__Task to carry out__. Reproduce all of the material word for word.
[start]
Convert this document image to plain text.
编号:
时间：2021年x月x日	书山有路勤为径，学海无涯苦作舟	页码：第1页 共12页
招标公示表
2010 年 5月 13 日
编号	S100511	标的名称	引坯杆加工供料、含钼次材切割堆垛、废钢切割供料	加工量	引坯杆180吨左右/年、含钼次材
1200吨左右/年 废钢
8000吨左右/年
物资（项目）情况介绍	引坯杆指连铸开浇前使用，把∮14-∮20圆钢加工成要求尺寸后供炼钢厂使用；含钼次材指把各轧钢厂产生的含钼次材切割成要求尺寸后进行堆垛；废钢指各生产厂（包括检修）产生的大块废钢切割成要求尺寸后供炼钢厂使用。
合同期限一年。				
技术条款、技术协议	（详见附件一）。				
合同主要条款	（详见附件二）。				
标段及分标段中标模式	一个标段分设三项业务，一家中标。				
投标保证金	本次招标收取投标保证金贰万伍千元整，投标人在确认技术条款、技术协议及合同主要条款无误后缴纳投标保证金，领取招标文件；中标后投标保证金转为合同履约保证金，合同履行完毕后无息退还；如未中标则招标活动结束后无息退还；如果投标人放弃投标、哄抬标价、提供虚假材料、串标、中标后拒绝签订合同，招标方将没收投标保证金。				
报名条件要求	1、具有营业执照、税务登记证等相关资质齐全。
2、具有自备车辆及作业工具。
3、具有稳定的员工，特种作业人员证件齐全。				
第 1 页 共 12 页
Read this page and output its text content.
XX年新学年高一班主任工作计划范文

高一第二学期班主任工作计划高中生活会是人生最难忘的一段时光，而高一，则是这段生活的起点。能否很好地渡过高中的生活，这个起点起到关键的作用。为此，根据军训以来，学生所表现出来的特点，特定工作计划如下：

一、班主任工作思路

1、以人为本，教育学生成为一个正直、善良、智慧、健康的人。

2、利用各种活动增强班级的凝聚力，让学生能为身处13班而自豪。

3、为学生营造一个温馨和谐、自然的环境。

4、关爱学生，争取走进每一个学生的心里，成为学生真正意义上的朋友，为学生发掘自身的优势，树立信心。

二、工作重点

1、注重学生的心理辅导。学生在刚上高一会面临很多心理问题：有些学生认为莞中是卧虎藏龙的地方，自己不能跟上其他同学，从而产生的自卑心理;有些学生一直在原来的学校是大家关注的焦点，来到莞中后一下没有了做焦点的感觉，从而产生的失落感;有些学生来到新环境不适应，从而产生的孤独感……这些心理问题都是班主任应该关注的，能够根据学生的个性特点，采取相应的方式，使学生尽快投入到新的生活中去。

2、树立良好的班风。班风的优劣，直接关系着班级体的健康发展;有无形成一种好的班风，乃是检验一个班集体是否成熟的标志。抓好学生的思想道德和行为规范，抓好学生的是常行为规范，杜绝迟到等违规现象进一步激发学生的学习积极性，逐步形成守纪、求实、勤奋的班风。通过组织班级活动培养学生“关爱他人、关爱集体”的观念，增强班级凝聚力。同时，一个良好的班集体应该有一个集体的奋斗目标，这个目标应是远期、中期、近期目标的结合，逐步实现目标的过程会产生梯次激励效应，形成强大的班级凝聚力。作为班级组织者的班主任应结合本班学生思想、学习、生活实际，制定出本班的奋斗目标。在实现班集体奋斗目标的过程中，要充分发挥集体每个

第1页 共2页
[end]
__Exercise answer__.
Convert this document image to plain text.
编号:
时间：2021年x月x日	书山有路勤为径，学海无涯苦作舟	页码：第1页 共12页
招标公示表
2010 年 5月 13 日
编号	S100511	标的名称	引坯杆加工供料、含钼次材切割堆垛、废钢切割供料	加工量	引坯杆180吨左右/年、含钼次材
1200吨左右/年 废钢
8000吨左右/年
物资（项目）情况介绍	引坯杆指连铸开浇前使用，把∮14-∮20圆钢加工成要求尺寸后供炼钢厂使用；含钼次材指把各轧钢厂产生的含钼次材切割成要求尺寸后进行堆垛；废钢指各生产厂（包括检修）产生的大块废钢切割成要求尺寸后供炼钢厂使用。
合同期限一年。				
技术条款、技术协议	（详见附件一）。				
合同主要条款	（详见附件二）。				
标段及分标段中标模式	一个标段分设三项业务，一家中标。				
投标保证金	本次招标收取投标保证金贰万伍千元整，投标人在确认技术条款、技术协议及合同主要条款无误后缴纳投标保证金，领取招标文件；中标后投标保证金转为合同履约保证金，合同履行完毕后无息退还；如未中标则招标活动结束后无息退还；如果投标人放弃投标、哄抬标价、提供虚假材料、串标、中标后拒绝签订合同，招标方将没收投标保证金。				
报名条件要求	1、具有营业执照、税务登记证等相关资质齐全。
2、具有自备车辆及作业工具。
3、具有稳定的员工，特种作业人员证件齐全。				
第 1 页 共 12 页
Read this page and output its text content.
XX年新学年高一班主任工作计划范文

高一第二学期班主任工作计划高中生活会是人生最难忘的一段时光，而高一，则是这段生活的起点。能否很好地渡过高中的生活，这个起点起到关键的作用。为此，根据军训以来，学生所表现出来的特点，特定工作计划如下：

一、班主任工作思路

1、以人为本，教育学生成为一个正直、善良、智慧、健康的人。

2、利用各种活动增强班级的凝聚力，让学生能为身处13班而自豪。

3、为学生营造一个温馨和谐、自然的环境。

4、关爱学生，争取走进每一个学生的心里，成为学生真正意义上的朋友，为学生发掘自身的优势，树立信心。

二、工作重点

1、注重学生的心理辅导。学生在刚上高一会面临很多心理问题：有些学生认为莞中是卧虎藏龙的地方，自己不能跟上其他同学，从而产生的自卑心理;有些学生一直在原来的学校是大家关注的焦点，来到莞中后一下没有了做焦点的感觉，从而产生的失落感;有些学生来到新环境不适应，从而产生的孤独感……这些心理问题都是班主任应该关注的，能够根据学生的个性特点，采取相应的方式，使学生尽快投入到新的生活中去。

2、树立良好的班风。班风的优劣，直接关系着班级体的健康发展;有无形成一种好的班风，乃是检验一个班集体是否成熟的标志。抓好学生的思想道德和行为规范，抓好学生的是常行为规范，杜绝迟到等违规现象进一步激发学生的学习积极性，逐步形成守纪、求实、勤奋的班风。通过组织班级活动培养学生“关爱他人、关爱集体”的观念，增强班级凝聚力。同时，一个良好的班集体应该有一个集体的奋斗目标，这个目标应是远期、中期、近期目标的结合，逐步实现目标的过程会产生梯次激励效应，形成强大的班级凝聚力。作为班级组织者的班主任应结合本班学生思想、学习、生活实际，制定出本班的奋斗目标。在实现班集体奋斗目标的过程中，要充分发挥集体每个

第1页 共2页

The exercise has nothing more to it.